● Information provided
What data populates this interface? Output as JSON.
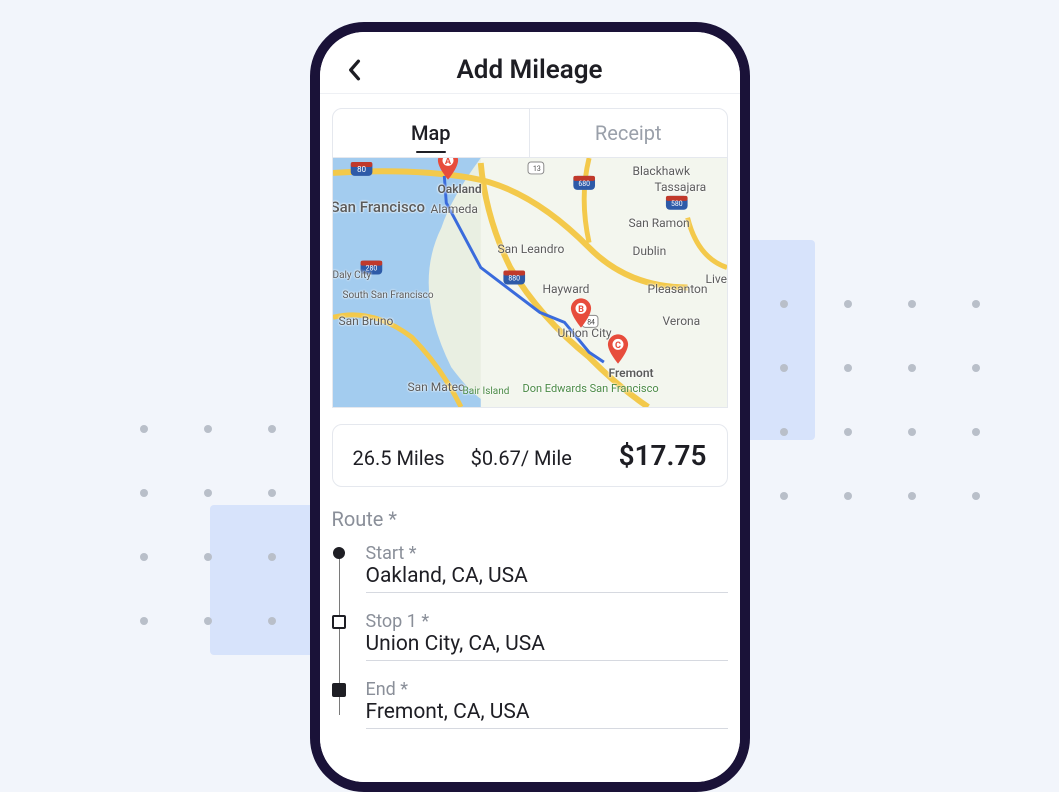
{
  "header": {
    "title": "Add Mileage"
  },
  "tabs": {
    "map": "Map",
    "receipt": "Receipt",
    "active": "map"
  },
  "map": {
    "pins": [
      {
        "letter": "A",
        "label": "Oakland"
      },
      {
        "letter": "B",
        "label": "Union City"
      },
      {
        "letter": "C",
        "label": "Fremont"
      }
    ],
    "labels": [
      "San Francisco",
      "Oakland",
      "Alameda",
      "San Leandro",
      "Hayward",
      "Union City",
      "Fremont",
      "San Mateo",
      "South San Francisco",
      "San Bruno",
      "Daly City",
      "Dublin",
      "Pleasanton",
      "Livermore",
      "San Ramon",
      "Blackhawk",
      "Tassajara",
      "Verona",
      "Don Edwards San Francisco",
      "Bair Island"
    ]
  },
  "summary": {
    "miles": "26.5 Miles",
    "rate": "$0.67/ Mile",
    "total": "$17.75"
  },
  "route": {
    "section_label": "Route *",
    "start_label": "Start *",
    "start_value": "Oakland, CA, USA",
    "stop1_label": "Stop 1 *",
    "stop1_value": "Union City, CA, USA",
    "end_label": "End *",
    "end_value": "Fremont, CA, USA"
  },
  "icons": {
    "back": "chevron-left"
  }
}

● What you should do
Only lines with the word "Union" are wanted, so copy each one from the records.

● Result of this task
        "label": "Union City"
      "Union City",
    "stop1_value": "Union City, CA, USA",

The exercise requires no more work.